Exercise details -> Extract all lines from the data beneath that include the word "icon".

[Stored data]
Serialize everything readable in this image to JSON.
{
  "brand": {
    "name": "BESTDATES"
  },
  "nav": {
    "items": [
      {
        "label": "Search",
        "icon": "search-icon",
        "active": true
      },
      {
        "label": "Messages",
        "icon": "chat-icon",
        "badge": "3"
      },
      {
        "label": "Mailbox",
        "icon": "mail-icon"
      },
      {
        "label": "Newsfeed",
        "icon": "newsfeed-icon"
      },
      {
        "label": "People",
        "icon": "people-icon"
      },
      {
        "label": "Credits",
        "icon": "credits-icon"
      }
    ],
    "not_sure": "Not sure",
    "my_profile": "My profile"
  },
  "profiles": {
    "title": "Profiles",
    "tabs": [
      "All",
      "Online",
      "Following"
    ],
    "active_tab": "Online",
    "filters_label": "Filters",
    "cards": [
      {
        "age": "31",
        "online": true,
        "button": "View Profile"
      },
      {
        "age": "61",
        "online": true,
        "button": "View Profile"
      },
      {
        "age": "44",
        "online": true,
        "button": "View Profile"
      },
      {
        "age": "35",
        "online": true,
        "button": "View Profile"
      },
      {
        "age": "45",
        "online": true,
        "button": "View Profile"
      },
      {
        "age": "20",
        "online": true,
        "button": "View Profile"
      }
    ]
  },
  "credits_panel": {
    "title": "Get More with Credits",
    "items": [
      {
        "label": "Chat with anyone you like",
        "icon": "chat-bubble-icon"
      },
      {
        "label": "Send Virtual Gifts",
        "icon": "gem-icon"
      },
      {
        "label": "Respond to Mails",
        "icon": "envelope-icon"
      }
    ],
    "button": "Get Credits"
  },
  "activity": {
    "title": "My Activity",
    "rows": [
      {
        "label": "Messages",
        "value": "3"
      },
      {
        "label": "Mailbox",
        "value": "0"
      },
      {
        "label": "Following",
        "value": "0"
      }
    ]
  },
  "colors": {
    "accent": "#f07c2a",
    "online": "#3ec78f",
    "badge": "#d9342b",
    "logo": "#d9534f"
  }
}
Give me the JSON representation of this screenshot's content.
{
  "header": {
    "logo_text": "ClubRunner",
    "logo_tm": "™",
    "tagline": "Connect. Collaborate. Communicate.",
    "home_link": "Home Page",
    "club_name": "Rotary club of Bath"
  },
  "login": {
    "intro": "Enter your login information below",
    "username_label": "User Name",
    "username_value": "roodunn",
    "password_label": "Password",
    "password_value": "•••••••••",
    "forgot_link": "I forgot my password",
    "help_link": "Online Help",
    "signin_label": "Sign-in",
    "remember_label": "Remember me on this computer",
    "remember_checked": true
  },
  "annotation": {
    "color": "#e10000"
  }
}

Exercise output ->
        "icon": "search-icon",
        "icon": "chat-icon",
        "icon": "mail-icon"
        "icon": "newsfeed-icon"
        "icon": "people-icon"
        "icon": "credits-icon"
        "icon": "chat-bubble-icon"
        "icon": "gem-icon"
        "icon": "envelope-icon"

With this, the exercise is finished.